## SUPPLIED MATERIAL
§
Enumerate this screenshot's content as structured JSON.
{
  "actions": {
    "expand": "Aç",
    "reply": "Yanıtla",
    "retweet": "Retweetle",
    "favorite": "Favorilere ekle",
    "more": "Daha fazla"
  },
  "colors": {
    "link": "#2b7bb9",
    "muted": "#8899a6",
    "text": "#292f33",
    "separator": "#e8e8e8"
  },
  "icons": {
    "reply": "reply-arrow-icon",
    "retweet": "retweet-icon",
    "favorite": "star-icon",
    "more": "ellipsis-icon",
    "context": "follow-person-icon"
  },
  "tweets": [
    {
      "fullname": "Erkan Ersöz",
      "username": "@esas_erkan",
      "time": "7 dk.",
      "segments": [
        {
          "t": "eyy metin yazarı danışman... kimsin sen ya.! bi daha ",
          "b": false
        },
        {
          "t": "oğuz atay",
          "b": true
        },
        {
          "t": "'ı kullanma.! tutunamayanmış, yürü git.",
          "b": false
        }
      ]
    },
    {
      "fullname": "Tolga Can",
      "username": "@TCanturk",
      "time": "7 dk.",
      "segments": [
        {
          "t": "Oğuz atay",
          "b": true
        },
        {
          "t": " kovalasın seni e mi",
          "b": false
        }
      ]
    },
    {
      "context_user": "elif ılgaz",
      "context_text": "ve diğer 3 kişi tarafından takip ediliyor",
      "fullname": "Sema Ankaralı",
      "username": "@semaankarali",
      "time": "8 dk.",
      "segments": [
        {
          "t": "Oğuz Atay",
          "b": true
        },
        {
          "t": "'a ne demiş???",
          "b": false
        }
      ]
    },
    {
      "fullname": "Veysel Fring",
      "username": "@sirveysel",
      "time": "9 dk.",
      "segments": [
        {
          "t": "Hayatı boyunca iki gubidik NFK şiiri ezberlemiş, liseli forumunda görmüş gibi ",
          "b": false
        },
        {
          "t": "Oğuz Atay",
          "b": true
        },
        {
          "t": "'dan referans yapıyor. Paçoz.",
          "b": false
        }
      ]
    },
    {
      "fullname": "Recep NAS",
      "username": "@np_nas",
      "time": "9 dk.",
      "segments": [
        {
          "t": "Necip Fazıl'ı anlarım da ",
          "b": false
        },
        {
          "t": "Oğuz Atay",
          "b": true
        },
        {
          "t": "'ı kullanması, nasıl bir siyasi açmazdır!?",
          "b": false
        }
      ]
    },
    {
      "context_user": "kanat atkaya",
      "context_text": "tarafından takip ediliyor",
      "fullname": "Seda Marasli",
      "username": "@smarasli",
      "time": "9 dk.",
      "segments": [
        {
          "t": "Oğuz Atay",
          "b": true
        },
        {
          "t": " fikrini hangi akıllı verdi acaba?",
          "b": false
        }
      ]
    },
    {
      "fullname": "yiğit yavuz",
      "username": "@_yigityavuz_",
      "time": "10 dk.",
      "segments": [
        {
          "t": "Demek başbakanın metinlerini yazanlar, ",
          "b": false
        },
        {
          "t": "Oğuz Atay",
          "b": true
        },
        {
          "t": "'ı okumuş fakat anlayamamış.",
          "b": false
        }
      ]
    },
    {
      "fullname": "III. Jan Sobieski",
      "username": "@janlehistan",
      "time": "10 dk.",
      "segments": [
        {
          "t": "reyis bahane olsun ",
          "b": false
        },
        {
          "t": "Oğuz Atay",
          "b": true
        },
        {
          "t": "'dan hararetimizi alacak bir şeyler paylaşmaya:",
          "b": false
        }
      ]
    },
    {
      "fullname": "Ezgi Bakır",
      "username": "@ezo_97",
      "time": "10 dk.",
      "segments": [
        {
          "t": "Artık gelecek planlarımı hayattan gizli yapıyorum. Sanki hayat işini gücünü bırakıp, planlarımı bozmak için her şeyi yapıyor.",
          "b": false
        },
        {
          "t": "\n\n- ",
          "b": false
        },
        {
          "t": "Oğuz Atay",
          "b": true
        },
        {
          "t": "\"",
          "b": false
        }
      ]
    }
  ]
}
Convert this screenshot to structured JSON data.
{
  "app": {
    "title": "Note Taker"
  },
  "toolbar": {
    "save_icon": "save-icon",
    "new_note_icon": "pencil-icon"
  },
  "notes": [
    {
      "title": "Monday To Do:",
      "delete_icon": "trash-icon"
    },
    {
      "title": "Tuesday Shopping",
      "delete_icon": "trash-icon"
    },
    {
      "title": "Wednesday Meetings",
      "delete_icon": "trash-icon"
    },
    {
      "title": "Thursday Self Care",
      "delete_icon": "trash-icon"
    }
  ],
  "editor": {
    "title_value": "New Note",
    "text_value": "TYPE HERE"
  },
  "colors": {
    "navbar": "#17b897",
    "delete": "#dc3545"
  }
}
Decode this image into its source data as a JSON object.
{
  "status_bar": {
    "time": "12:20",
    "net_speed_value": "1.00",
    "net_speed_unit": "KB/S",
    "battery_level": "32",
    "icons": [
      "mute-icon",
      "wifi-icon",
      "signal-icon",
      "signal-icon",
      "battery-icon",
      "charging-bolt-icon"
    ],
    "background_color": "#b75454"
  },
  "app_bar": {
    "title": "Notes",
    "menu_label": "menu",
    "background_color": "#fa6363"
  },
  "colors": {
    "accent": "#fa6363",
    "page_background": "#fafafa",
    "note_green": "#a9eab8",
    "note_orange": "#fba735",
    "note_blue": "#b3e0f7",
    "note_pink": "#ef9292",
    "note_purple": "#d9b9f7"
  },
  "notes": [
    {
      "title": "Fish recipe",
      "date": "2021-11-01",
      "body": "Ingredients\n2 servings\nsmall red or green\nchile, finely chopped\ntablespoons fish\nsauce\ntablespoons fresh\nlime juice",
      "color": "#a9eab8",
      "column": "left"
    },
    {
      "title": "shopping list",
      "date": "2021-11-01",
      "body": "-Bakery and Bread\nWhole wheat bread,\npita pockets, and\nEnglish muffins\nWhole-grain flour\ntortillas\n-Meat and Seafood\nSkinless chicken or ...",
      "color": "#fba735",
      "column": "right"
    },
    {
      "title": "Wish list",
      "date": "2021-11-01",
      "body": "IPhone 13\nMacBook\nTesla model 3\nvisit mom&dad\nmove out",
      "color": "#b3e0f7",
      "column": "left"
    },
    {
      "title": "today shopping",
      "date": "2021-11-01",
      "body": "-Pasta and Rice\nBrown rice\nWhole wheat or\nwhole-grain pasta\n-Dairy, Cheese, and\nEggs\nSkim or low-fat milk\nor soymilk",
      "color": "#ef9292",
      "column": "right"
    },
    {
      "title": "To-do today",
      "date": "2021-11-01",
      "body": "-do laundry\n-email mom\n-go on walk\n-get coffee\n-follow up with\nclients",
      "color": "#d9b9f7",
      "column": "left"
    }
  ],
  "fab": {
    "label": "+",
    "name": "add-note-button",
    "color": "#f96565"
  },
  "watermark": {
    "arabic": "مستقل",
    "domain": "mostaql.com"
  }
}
§
## YOUR GOAL
Count how many lines contain "wheat" and give only that count.

## TASK RESULT
2